§ **Goal of the exercise**
Lines that include the word "remaining" are the ones to copy.

§ **Exercise materials**
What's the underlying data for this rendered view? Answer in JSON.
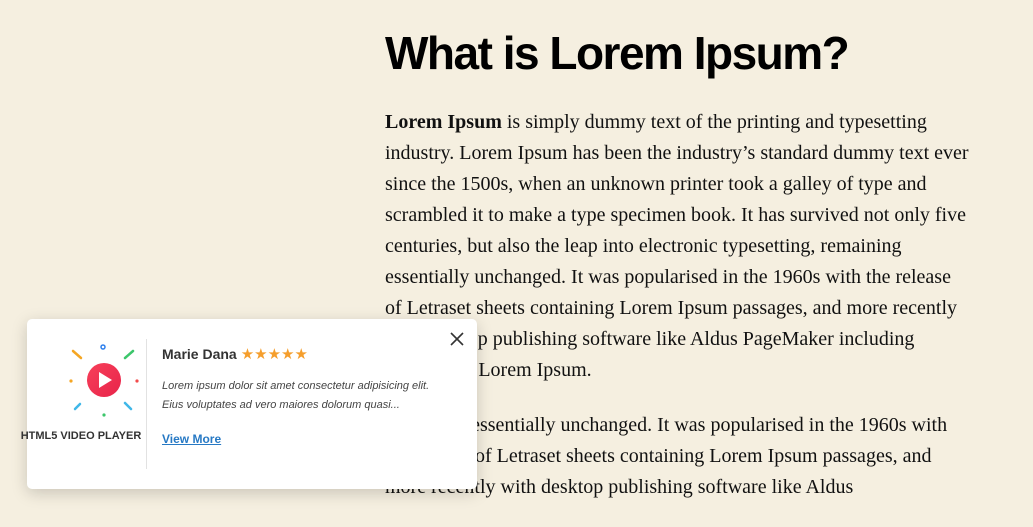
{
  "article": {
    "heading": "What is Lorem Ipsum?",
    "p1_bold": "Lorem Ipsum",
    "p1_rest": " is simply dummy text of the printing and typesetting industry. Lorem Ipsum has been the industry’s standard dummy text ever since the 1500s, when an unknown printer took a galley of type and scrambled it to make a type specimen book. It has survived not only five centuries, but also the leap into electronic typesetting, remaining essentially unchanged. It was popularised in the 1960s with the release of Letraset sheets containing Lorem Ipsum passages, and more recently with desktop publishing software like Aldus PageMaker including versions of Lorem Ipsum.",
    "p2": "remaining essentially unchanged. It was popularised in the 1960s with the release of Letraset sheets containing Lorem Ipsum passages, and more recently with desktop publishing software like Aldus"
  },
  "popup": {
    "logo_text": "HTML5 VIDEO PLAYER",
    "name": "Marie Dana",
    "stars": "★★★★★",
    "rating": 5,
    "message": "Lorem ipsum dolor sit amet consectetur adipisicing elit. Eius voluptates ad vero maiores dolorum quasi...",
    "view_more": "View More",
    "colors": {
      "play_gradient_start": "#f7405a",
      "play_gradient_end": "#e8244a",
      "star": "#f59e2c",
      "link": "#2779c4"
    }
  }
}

...

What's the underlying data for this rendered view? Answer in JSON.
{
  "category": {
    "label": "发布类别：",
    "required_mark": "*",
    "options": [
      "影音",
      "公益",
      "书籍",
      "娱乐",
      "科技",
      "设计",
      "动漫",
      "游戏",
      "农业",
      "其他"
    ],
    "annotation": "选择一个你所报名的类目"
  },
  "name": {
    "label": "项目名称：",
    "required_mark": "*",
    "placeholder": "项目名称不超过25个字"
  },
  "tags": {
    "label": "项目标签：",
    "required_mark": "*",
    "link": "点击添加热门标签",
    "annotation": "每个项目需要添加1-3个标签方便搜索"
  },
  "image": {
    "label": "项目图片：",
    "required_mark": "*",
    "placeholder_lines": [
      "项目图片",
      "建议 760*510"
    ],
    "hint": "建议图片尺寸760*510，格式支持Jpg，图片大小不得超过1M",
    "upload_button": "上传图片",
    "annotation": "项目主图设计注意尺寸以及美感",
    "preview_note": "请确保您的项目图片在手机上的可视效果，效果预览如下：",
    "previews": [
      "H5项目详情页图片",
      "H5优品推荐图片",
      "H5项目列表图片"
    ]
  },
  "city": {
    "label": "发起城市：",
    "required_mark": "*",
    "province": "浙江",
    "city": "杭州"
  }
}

...

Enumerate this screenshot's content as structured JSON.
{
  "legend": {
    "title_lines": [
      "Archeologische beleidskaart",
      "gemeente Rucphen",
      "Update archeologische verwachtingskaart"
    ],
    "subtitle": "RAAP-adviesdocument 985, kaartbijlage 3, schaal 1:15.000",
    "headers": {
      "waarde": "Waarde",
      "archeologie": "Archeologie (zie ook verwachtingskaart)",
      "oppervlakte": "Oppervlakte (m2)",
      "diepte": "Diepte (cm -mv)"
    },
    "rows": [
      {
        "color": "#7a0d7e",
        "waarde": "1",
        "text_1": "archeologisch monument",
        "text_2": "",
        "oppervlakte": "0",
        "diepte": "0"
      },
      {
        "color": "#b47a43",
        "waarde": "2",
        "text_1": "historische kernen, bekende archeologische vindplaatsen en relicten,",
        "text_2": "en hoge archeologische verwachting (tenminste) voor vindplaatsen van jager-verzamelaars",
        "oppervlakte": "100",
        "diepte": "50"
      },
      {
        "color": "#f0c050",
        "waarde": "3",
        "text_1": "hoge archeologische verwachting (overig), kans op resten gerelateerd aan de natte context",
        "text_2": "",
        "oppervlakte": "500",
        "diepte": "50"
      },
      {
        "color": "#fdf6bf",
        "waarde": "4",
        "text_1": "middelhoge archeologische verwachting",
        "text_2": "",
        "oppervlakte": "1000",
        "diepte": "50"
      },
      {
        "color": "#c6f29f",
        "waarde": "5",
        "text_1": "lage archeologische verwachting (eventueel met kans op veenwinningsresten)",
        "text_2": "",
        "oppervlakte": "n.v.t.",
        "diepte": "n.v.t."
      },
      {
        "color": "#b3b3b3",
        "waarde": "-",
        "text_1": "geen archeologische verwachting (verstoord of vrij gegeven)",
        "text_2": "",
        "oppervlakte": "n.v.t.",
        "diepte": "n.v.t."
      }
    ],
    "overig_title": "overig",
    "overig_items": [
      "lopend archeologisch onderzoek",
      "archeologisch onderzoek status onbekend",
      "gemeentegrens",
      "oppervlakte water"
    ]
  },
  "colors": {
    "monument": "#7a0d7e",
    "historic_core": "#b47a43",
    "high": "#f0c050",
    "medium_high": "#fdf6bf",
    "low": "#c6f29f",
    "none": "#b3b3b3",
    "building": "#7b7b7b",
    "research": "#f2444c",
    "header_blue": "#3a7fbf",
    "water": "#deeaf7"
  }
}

§ **Correct response**
    "p1_rest": " is simply dummy text of the printing and typesetting industry. Lorem Ipsum has been the industry’s standard dummy text ever since the 1500s, when an unknown printer took a galley of type and scrambled it to make a type specimen book. It has survived not only five centuries, but also the leap into electronic typesetting, remaining essentially unchanged. It was popularised in the 1960s with the release of Letraset sheets containing Lorem Ipsum passages, and more recently with desktop publishing software like Aldus PageMaker including versions of Lorem Ipsum.",
    "p2": "remaining essentially unchanged. It was popularised in the 1960s with the release of Letraset sheets containing Lorem Ipsum passages, and more recently with desktop publishing software like Aldus"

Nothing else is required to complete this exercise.